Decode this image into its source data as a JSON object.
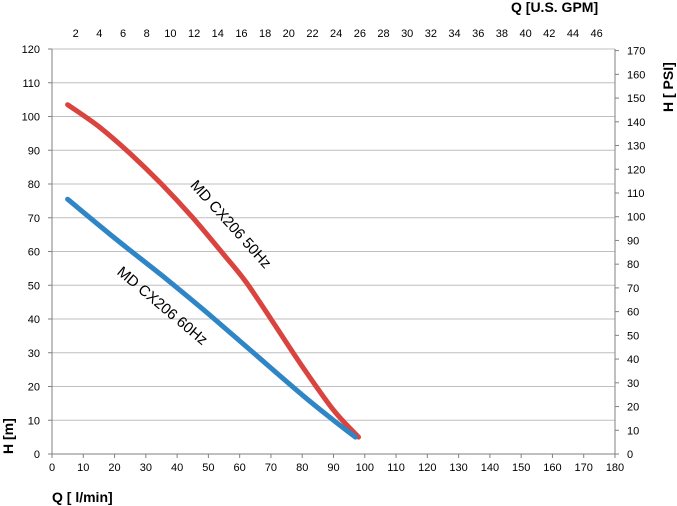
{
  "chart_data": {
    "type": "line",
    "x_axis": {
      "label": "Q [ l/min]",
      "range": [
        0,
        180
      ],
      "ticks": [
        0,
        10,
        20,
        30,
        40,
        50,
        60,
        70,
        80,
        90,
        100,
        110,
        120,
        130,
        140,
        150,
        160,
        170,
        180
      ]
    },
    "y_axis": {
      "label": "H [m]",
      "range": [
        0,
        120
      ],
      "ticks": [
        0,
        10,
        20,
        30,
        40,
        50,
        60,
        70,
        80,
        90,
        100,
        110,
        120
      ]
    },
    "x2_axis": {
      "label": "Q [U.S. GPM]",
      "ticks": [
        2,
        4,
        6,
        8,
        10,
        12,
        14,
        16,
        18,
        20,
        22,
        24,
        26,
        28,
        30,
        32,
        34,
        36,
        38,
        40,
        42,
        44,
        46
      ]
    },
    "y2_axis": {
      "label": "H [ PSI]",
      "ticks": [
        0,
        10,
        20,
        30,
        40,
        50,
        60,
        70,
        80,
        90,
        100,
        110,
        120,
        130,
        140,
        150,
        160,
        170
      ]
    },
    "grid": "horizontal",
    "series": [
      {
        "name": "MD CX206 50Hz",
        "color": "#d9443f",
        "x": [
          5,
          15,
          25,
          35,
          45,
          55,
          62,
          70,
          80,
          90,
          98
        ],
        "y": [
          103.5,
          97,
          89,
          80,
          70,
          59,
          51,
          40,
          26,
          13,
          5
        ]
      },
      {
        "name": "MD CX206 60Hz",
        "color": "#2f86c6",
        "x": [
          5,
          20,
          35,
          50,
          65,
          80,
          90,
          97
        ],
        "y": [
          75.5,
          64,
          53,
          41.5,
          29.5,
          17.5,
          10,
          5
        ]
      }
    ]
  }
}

-------

» EXERCISE: Transcribe every entry above exactly. Omit all pictures.

» TASK OUTPUT:
Decode this image into its source data as a JSON object.
{
  "chart_data": {
    "type": "line",
    "x_axis": {
      "label": "Q [ l/min]",
      "range": [
        0,
        180
      ],
      "ticks": [
        0,
        10,
        20,
        30,
        40,
        50,
        60,
        70,
        80,
        90,
        100,
        110,
        120,
        130,
        140,
        150,
        160,
        170,
        180
      ]
    },
    "y_axis": {
      "label": "H [m]",
      "range": [
        0,
        120
      ],
      "ticks": [
        0,
        10,
        20,
        30,
        40,
        50,
        60,
        70,
        80,
        90,
        100,
        110,
        120
      ]
    },
    "x2_axis": {
      "label": "Q [U.S. GPM]",
      "ticks": [
        2,
        4,
        6,
        8,
        10,
        12,
        14,
        16,
        18,
        20,
        22,
        24,
        26,
        28,
        30,
        32,
        34,
        36,
        38,
        40,
        42,
        44,
        46
      ]
    },
    "y2_axis": {
      "label": "H [ PSI]",
      "ticks": [
        0,
        10,
        20,
        30,
        40,
        50,
        60,
        70,
        80,
        90,
        100,
        110,
        120,
        130,
        140,
        150,
        160,
        170
      ]
    },
    "grid": "horizontal",
    "series": [
      {
        "name": "MD CX206 50Hz",
        "color": "#d9443f",
        "x": [
          5,
          15,
          25,
          35,
          45,
          55,
          62,
          70,
          80,
          90,
          98
        ],
        "y": [
          103.5,
          97,
          89,
          80,
          70,
          59,
          51,
          40,
          26,
          13,
          5
        ]
      },
      {
        "name": "MD CX206 60Hz",
        "color": "#2f86c6",
        "x": [
          5,
          20,
          35,
          50,
          65,
          80,
          90,
          97
        ],
        "y": [
          75.5,
          64,
          53,
          41.5,
          29.5,
          17.5,
          10,
          5
        ]
      }
    ]
  }
}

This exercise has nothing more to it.